WHAT YOU NEED TO DO:
Set down the material below in full, matching it exactly.

Records excerpted from a collection:
● ● ●
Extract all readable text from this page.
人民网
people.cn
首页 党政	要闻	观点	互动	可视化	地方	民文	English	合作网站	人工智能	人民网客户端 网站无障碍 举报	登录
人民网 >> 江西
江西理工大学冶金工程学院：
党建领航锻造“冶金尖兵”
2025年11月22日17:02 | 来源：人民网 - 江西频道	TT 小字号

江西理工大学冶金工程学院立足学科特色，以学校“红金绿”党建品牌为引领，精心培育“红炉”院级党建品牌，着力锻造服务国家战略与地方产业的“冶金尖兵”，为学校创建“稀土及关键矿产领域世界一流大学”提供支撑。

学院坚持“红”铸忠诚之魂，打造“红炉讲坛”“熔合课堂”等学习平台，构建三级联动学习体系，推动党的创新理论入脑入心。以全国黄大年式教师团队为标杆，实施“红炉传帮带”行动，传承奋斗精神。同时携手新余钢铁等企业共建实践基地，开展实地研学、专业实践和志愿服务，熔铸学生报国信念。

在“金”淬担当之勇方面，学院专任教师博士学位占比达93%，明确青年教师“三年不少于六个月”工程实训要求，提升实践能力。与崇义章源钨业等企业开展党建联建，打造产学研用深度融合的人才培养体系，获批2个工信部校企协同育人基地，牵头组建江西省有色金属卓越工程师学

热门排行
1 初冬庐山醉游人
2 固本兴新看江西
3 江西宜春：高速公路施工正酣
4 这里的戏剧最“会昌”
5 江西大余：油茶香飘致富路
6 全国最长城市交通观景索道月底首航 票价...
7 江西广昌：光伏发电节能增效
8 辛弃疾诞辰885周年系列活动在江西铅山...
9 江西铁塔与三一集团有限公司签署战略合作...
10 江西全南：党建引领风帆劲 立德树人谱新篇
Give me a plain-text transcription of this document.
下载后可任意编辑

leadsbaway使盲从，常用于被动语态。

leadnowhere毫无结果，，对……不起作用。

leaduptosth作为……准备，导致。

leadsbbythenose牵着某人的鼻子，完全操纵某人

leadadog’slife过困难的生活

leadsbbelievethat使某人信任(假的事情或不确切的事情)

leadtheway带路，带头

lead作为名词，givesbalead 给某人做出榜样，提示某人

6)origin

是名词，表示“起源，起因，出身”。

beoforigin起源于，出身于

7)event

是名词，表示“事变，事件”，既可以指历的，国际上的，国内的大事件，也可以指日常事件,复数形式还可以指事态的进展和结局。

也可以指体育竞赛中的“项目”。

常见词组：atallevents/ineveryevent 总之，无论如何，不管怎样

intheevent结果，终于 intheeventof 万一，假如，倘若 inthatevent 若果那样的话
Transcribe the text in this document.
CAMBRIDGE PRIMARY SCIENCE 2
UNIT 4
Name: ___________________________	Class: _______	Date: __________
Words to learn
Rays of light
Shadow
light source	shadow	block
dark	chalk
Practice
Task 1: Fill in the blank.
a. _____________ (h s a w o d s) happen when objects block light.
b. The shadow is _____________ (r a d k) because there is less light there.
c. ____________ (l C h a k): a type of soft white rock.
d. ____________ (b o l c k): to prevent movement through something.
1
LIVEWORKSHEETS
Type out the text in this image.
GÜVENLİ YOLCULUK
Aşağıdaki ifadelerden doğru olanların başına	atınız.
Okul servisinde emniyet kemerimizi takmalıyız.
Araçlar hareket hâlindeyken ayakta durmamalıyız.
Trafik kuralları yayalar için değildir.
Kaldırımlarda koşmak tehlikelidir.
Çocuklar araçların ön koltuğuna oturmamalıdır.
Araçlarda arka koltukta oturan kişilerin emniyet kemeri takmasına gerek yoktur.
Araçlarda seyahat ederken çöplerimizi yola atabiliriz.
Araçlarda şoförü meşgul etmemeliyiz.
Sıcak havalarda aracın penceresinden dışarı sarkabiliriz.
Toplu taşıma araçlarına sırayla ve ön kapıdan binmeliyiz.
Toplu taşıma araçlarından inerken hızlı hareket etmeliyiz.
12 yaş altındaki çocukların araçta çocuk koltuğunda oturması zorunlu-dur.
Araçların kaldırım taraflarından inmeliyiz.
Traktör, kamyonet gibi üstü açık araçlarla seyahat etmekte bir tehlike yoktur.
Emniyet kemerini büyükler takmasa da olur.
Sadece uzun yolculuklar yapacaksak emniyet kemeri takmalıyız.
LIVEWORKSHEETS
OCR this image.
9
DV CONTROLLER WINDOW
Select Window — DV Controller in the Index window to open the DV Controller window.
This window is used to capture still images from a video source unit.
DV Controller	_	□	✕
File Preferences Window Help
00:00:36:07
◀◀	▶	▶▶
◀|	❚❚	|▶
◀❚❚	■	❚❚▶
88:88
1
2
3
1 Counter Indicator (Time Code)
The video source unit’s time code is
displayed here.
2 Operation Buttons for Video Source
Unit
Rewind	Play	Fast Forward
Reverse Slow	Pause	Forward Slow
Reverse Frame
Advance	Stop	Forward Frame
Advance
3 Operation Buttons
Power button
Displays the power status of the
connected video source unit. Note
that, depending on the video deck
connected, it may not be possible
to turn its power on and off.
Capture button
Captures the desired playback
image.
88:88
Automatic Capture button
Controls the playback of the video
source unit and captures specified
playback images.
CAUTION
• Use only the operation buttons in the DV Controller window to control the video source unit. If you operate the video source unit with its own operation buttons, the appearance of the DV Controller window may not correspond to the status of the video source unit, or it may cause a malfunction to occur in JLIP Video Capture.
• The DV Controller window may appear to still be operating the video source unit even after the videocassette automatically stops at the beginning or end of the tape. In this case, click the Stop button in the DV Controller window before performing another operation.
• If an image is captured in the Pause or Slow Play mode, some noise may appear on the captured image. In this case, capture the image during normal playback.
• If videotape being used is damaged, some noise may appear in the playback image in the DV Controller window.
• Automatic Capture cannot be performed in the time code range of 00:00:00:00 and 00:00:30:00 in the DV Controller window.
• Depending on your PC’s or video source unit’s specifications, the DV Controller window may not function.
● ● ●
COMPLETE RESPONSE:
Extract all readable text from this page.
人民网
people.cn
首页 党政	要闻	观点	互动	可视化	地方	民文	English	合作网站	人工智能	人民网客户端 网站无障碍 举报	登录
人民网 >> 江西
江西理工大学冶金工程学院：
党建领航锻造“冶金尖兵”
2025年11月22日17:02 | 来源：人民网 - 江西频道	TT 小字号

江西理工大学冶金工程学院立足学科特色，以学校“红金绿”党建品牌为引领，精心培育“红炉”院级党建品牌，着力锻造服务国家战略与地方产业的“冶金尖兵”，为学校创建“稀土及关键矿产领域世界一流大学”提供支撑。

学院坚持“红”铸忠诚之魂，打造“红炉讲坛”“熔合课堂”等学习平台，构建三级联动学习体系，推动党的创新理论入脑入心。以全国黄大年式教师团队为标杆，实施“红炉传帮带”行动，传承奋斗精神。同时携手新余钢铁等企业共建实践基地，开展实地研学、专业实践和志愿服务，熔铸学生报国信念。

在“金”淬担当之勇方面，学院专任教师博士学位占比达93%，明确青年教师“三年不少于六个月”工程实训要求，提升实践能力。与崇义章源钨业等企业开展党建联建，打造产学研用深度融合的人才培养体系，获批2个工信部校企协同育人基地，牵头组建江西省有色金属卓越工程师学

热门排行
1 初冬庐山醉游人
2 固本兴新看江西
3 江西宜春：高速公路施工正酣
4 这里的戏剧最“会昌”
5 江西大余：油茶香飘致富路
6 全国最长城市交通观景索道月底首航 票价...
7 江西广昌：光伏发电节能增效
8 辛弃疾诞辰885周年系列活动在江西铅山...
9 江西铁塔与三一集团有限公司签署战略合作...
10 江西全南：党建引领风帆劲 立德树人谱新篇
Give me a plain-text transcription of this document.
下载后可任意编辑

leadsbaway使盲从，常用于被动语态。

leadnowhere毫无结果，，对……不起作用。

leaduptosth作为……准备，导致。

leadsbbythenose牵着某人的鼻子，完全操纵某人

leadadog’slife过困难的生活

leadsbbelievethat使某人信任(假的事情或不确切的事情)

leadtheway带路，带头

lead作为名词，givesbalead 给某人做出榜样，提示某人

6)origin

是名词，表示“起源，起因，出身”。

beoforigin起源于，出身于

7)event

是名词，表示“事变，事件”，既可以指历的，国际上的，国内的大事件，也可以指日常事件,复数形式还可以指事态的进展和结局。

也可以指体育竞赛中的“项目”。

常见词组：atallevents/ineveryevent 总之，无论如何，不管怎样

intheevent结果，终于 intheeventof 万一，假如，倘若 inthatevent 若果那样的话
Transcribe the text in this document.
CAMBRIDGE PRIMARY SCIENCE 2
UNIT 4
Name: ___________________________	Class: _______	Date: __________
Words to learn
Rays of light
Shadow
light source	shadow	block
dark	chalk
Practice
Task 1: Fill in the blank.
a. _____________ (h s a w o d s) happen when objects block light.
b. The shadow is _____________ (r a d k) because there is less light there.
c. ____________ (l C h a k): a type of soft white rock.
d. ____________ (b o l c k): to prevent movement through something.
1
LIVEWORKSHEETS
Type out the text in this image.
GÜVENLİ YOLCULUK
Aşağıdaki ifadelerden doğru olanların başına	atınız.
Okul servisinde emniyet kemerimizi takmalıyız.
Araçlar hareket hâlindeyken ayakta durmamalıyız.
Trafik kuralları yayalar için değildir.
Kaldırımlarda koşmak tehlikelidir.
Çocuklar araçların ön koltuğuna oturmamalıdır.
Araçlarda arka koltukta oturan kişilerin emniyet kemeri takmasına gerek yoktur.
Araçlarda seyahat ederken çöplerimizi yola atabiliriz.
Araçlarda şoförü meşgul etmemeliyiz.
Sıcak havalarda aracın penceresinden dışarı sarkabiliriz.
Toplu taşıma araçlarına sırayla ve ön kapıdan binmeliyiz.
Toplu taşıma araçlarından inerken hızlı hareket etmeliyiz.
12 yaş altındaki çocukların araçta çocuk koltuğunda oturması zorunlu-dur.
Araçların kaldırım taraflarından inmeliyiz.
Traktör, kamyonet gibi üstü açık araçlarla seyahat etmekte bir tehlike yoktur.
Emniyet kemerini büyükler takmasa da olur.
Sadece uzun yolculuklar yapacaksak emniyet kemeri takmalıyız.
LIVEWORKSHEETS
OCR this image.
9
DV CONTROLLER WINDOW
Select Window — DV Controller in the Index window to open the DV Controller window.
This window is used to capture still images from a video source unit.
DV Controller	_	□	✕
File Preferences Window Help
00:00:36:07
◀◀	▶	▶▶
◀|	❚❚	|▶
◀❚❚	■	❚❚▶
88:88
1
2
3
1 Counter Indicator (Time Code)
The video source unit’s time code is
displayed here.
2 Operation Buttons for Video Source
Unit
Rewind	Play	Fast Forward
Reverse Slow	Pause	Forward Slow
Reverse Frame
Advance	Stop	Forward Frame
Advance
3 Operation Buttons
Power button
Displays the power status of the
connected video source unit. Note
that, depending on the video deck
connected, it may not be possible
to turn its power on and off.
Capture button
Captures the desired playback
image.
88:88
Automatic Capture button
Controls the playback of the video
source unit and captures specified
playback images.
CAUTION
• Use only the operation buttons in the DV Controller window to control the video source unit. If you operate the video source unit with its own operation buttons, the appearance of the DV Controller window may not correspond to the status of the video source unit, or it may cause a malfunction to occur in JLIP Video Capture.
• The DV Controller window may appear to still be operating the video source unit even after the videocassette automatically stops at the beginning or end of the tape. In this case, click the Stop button in the DV Controller window before performing another operation.
• If an image is captured in the Pause or Slow Play mode, some noise may appear on the captured image. In this case, capture the image during normal playback.
• If videotape being used is damaged, some noise may appear in the playback image in the DV Controller window.
• Automatic Capture cannot be performed in the time code range of 00:00:00:00 and 00:00:30:00 in the DV Controller window.
• Depending on your PC’s or video source unit’s specifications, the DV Controller window may not function.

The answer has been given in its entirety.